* _What you are asked to do_
All of the data needs to be repeated exactly.

* _Record extracts_
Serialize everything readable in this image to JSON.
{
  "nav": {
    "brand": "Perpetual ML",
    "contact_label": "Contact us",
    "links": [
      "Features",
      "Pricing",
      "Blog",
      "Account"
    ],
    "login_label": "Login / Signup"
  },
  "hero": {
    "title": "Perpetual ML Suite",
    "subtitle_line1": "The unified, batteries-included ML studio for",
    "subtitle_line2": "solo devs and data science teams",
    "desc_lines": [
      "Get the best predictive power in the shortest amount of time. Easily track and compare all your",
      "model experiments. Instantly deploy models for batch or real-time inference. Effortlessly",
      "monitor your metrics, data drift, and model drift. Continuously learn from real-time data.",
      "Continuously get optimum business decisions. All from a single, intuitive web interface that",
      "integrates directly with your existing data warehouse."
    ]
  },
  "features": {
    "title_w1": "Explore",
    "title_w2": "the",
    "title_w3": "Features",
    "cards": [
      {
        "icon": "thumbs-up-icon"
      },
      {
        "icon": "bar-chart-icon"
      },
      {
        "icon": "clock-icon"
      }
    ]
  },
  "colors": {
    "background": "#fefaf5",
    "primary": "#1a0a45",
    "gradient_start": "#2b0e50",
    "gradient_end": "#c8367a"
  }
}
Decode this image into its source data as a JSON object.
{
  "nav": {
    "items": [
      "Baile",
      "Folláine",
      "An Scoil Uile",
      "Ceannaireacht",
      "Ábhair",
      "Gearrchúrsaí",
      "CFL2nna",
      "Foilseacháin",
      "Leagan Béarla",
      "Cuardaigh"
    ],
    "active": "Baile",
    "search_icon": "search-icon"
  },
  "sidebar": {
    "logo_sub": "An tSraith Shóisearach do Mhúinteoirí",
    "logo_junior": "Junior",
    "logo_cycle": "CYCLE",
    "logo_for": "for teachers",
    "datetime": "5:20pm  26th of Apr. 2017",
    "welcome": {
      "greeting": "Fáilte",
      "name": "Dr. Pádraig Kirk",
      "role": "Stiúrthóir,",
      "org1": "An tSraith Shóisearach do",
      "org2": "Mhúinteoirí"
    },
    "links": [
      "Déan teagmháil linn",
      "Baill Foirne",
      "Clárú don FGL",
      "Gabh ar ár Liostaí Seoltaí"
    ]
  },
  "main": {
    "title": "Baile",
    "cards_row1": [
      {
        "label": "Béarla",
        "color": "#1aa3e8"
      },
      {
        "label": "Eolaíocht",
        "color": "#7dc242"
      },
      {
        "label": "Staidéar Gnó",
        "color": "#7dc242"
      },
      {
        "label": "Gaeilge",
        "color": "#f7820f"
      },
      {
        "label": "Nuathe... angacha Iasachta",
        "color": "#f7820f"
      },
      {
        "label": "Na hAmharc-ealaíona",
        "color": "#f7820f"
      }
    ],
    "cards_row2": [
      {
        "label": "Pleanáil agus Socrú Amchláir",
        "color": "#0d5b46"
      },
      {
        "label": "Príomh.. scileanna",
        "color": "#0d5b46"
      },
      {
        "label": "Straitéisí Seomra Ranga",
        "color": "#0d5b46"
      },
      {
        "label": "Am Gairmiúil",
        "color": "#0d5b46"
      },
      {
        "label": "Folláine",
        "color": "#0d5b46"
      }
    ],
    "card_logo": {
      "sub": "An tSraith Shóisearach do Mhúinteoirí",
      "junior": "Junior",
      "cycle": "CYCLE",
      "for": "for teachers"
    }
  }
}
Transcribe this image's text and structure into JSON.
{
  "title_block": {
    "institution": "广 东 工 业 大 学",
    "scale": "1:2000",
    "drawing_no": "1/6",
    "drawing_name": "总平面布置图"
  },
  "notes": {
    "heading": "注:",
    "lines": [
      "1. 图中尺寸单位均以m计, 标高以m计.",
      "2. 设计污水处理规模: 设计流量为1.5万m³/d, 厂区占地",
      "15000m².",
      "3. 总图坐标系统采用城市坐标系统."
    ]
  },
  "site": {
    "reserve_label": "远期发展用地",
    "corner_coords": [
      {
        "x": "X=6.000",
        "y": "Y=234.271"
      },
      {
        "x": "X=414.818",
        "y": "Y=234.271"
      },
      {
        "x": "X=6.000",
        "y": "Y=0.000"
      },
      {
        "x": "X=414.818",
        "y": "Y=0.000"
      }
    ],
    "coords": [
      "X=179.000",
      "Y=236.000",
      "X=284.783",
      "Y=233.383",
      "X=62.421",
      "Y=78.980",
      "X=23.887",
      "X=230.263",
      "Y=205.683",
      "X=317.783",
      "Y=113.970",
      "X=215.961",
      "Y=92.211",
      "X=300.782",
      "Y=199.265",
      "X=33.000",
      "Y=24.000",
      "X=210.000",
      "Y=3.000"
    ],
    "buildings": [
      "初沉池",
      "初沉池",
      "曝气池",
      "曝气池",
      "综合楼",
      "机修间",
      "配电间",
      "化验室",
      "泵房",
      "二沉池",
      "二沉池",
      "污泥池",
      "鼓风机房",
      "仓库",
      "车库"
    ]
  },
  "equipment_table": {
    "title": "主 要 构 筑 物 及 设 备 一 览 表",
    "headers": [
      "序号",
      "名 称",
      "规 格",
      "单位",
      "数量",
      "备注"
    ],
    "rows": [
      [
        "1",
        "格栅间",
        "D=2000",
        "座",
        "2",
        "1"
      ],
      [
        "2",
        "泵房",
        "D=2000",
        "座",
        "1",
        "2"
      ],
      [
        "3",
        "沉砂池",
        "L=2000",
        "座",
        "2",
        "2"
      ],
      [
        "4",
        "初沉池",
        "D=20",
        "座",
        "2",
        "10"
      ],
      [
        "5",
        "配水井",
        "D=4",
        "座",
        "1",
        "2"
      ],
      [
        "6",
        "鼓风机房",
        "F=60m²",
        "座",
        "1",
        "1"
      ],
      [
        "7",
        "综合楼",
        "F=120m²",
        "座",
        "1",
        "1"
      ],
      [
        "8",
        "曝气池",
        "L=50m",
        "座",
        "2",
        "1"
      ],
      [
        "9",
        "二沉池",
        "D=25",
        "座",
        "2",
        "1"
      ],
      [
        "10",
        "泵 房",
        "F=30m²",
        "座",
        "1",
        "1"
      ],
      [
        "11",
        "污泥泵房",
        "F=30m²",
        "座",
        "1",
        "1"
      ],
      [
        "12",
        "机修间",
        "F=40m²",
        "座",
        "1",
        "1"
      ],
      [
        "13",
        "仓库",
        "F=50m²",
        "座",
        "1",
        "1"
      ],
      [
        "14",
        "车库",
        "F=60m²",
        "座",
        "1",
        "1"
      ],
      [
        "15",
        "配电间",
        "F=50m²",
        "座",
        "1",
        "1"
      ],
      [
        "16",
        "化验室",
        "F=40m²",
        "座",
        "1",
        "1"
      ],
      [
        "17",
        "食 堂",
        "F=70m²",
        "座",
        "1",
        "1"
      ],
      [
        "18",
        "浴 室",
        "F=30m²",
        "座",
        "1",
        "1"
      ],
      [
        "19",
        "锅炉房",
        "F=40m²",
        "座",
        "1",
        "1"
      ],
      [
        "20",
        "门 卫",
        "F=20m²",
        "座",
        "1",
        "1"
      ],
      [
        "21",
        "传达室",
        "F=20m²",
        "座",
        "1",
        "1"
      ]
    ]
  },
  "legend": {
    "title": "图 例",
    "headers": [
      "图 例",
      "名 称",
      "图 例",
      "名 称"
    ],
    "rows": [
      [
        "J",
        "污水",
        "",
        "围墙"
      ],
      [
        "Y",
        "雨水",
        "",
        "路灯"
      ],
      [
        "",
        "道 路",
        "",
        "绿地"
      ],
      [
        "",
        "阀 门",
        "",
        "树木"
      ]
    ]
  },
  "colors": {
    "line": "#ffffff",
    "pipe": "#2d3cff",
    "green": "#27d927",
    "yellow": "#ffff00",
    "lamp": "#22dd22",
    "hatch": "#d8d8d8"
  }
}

* _Final answer_
Serialize everything readable in this image to JSON.
{
  "nav": {
    "brand": "Perpetual ML",
    "contact_label": "Contact us",
    "links": [
      "Features",
      "Pricing",
      "Blog",
      "Account"
    ],
    "login_label": "Login / Signup"
  },
  "hero": {
    "title": "Perpetual ML Suite",
    "subtitle_line1": "The unified, batteries-included ML studio for",
    "subtitle_line2": "solo devs and data science teams",
    "desc_lines": [
      "Get the best predictive power in the shortest amount of time. Easily track and compare all your",
      "model experiments. Instantly deploy models for batch or real-time inference. Effortlessly",
      "monitor your metrics, data drift, and model drift. Continuously learn from real-time data.",
      "Continuously get optimum business decisions. All from a single, intuitive web interface that",
      "integrates directly with your existing data warehouse."
    ]
  },
  "features": {
    "title_w1": "Explore",
    "title_w2": "the",
    "title_w3": "Features",
    "cards": [
      {
        "icon": "thumbs-up-icon"
      },
      {
        "icon": "bar-chart-icon"
      },
      {
        "icon": "clock-icon"
      }
    ]
  },
  "colors": {
    "background": "#fefaf5",
    "primary": "#1a0a45",
    "gradient_start": "#2b0e50",
    "gradient_end": "#c8367a"
  }
}
Decode this image into its source data as a JSON object.
{
  "nav": {
    "items": [
      "Baile",
      "Folláine",
      "An Scoil Uile",
      "Ceannaireacht",
      "Ábhair",
      "Gearrchúrsaí",
      "CFL2nna",
      "Foilseacháin",
      "Leagan Béarla",
      "Cuardaigh"
    ],
    "active": "Baile",
    "search_icon": "search-icon"
  },
  "sidebar": {
    "logo_sub": "An tSraith Shóisearach do Mhúinteoirí",
    "logo_junior": "Junior",
    "logo_cycle": "CYCLE",
    "logo_for": "for teachers",
    "datetime": "5:20pm  26th of Apr. 2017",
    "welcome": {
      "greeting": "Fáilte",
      "name": "Dr. Pádraig Kirk",
      "role": "Stiúrthóir,",
      "org1": "An tSraith Shóisearach do",
      "org2": "Mhúinteoirí"
    },
    "links": [
      "Déan teagmháil linn",
      "Baill Foirne",
      "Clárú don FGL",
      "Gabh ar ár Liostaí Seoltaí"
    ]
  },
  "main": {
    "title": "Baile",
    "cards_row1": [
      {
        "label": "Béarla",
        "color": "#1aa3e8"
      },
      {
        "label": "Eolaíocht",
        "color": "#7dc242"
      },
      {
        "label": "Staidéar Gnó",
        "color": "#7dc242"
      },
      {
        "label": "Gaeilge",
        "color": "#f7820f"
      },
      {
        "label": "Nuathe... angacha Iasachta",
        "color": "#f7820f"
      },
      {
        "label": "Na hAmharc-ealaíona",
        "color": "#f7820f"
      }
    ],
    "cards_row2": [
      {
        "label": "Pleanáil agus Socrú Amchláir",
        "color": "#0d5b46"
      },
      {
        "label": "Príomh.. scileanna",
        "color": "#0d5b46"
      },
      {
        "label": "Straitéisí Seomra Ranga",
        "color": "#0d5b46"
      },
      {
        "label": "Am Gairmiúil",
        "color": "#0d5b46"
      },
      {
        "label": "Folláine",
        "color": "#0d5b46"
      }
    ],
    "card_logo": {
      "sub": "An tSraith Shóisearach do Mhúinteoirí",
      "junior": "Junior",
      "cycle": "CYCLE",
      "for": "for teachers"
    }
  }
}
Transcribe this image's text and structure into JSON.
{
  "title_block": {
    "institution": "广 东 工 业 大 学",
    "scale": "1:2000",
    "drawing_no": "1/6",
    "drawing_name": "总平面布置图"
  },
  "notes": {
    "heading": "注:",
    "lines": [
      "1. 图中尺寸单位均以m计, 标高以m计.",
      "2. 设计污水处理规模: 设计流量为1.5万m³/d, 厂区占地",
      "15000m².",
      "3. 总图坐标系统采用城市坐标系统."
    ]
  },
  "site": {
    "reserve_label": "远期发展用地",
    "corner_coords": [
      {
        "x": "X=6.000",
        "y": "Y=234.271"
      },
      {
        "x": "X=414.818",
        "y": "Y=234.271"
      },
      {
        "x": "X=6.000",
        "y": "Y=0.000"
      },
      {
        "x": "X=414.818",
        "y": "Y=0.000"
      }
    ],
    "coords": [
      "X=179.000",
      "Y=236.000",
      "X=284.783",
      "Y=233.383",
      "X=62.421",
      "Y=78.980",
      "X=23.887",
      "X=230.263",
      "Y=205.683",
      "X=317.783",
      "Y=113.970",
      "X=215.961",
      "Y=92.211",
      "X=300.782",
      "Y=199.265",
      "X=33.000",
      "Y=24.000",
      "X=210.000",
      "Y=3.000"
    ],
    "buildings": [
      "初沉池",
      "初沉池",
      "曝气池",
      "曝气池",
      "综合楼",
      "机修间",
      "配电间",
      "化验室",
      "泵房",
      "二沉池",
      "二沉池",
      "污泥池",
      "鼓风机房",
      "仓库",
      "车库"
    ]
  },
  "equipment_table": {
    "title": "主 要 构 筑 物 及 设 备 一 览 表",
    "headers": [
      "序号",
      "名 称",
      "规 格",
      "单位",
      "数量",
      "备注"
    ],
    "rows": [
      [
        "1",
        "格栅间",
        "D=2000",
        "座",
        "2",
        "1"
      ],
      [
        "2",
        "泵房",
        "D=2000",
        "座",
        "1",
        "2"
      ],
      [
        "3",
        "沉砂池",
        "L=2000",
        "座",
        "2",
        "2"
      ],
      [
        "4",
        "初沉池",
        "D=20",
        "座",
        "2",
        "10"
      ],
      [
        "5",
        "配水井",
        "D=4",
        "座",
        "1",
        "2"
      ],
      [
        "6",
        "鼓风机房",
        "F=60m²",
        "座",
        "1",
        "1"
      ],
      [
        "7",
        "综合楼",
        "F=120m²",
        "座",
        "1",
        "1"
      ],
      [
        "8",
        "曝气池",
        "L=50m",
        "座",
        "2",
        "1"
      ],
      [
        "9",
        "二沉池",
        "D=25",
        "座",
        "2",
        "1"
      ],
      [
        "10",
        "泵 房",
        "F=30m²",
        "座",
        "1",
        "1"
      ],
      [
        "11",
        "污泥泵房",
        "F=30m²",
        "座",
        "1",
        "1"
      ],
      [
        "12",
        "机修间",
        "F=40m²",
        "座",
        "1",
        "1"
      ],
      [
        "13",
        "仓库",
        "F=50m²",
        "座",
        "1",
        "1"
      ],
      [
        "14",
        "车库",
        "F=60m²",
        "座",
        "1",
        "1"
      ],
      [
        "15",
        "配电间",
        "F=50m²",
        "座",
        "1",
        "1"
      ],
      [
        "16",
        "化验室",
        "F=40m²",
        "座",
        "1",
        "1"
      ],
      [
        "17",
        "食 堂",
        "F=70m²",
        "座",
        "1",
        "1"
      ],
      [
        "18",
        "浴 室",
        "F=30m²",
        "座",
        "1",
        "1"
      ],
      [
        "19",
        "锅炉房",
        "F=40m²",
        "座",
        "1",
        "1"
      ],
      [
        "20",
        "门 卫",
        "F=20m²",
        "座",
        "1",
        "1"
      ],
      [
        "21",
        "传达室",
        "F=20m²",
        "座",
        "1",
        "1"
      ]
    ]
  },
  "legend": {
    "title": "图 例",
    "headers": [
      "图 例",
      "名 称",
      "图 例",
      "名 称"
    ],
    "rows": [
      [
        "J",
        "污水",
        "",
        "围墙"
      ],
      [
        "Y",
        "雨水",
        "",
        "路灯"
      ],
      [
        "",
        "道 路",
        "",
        "绿地"
      ],
      [
        "",
        "阀 门",
        "",
        "树木"
      ]
    ]
  },
  "colors": {
    "line": "#ffffff",
    "pipe": "#2d3cff",
    "green": "#27d927",
    "yellow": "#ffff00",
    "lamp": "#22dd22",
    "hatch": "#d8d8d8"
  }
}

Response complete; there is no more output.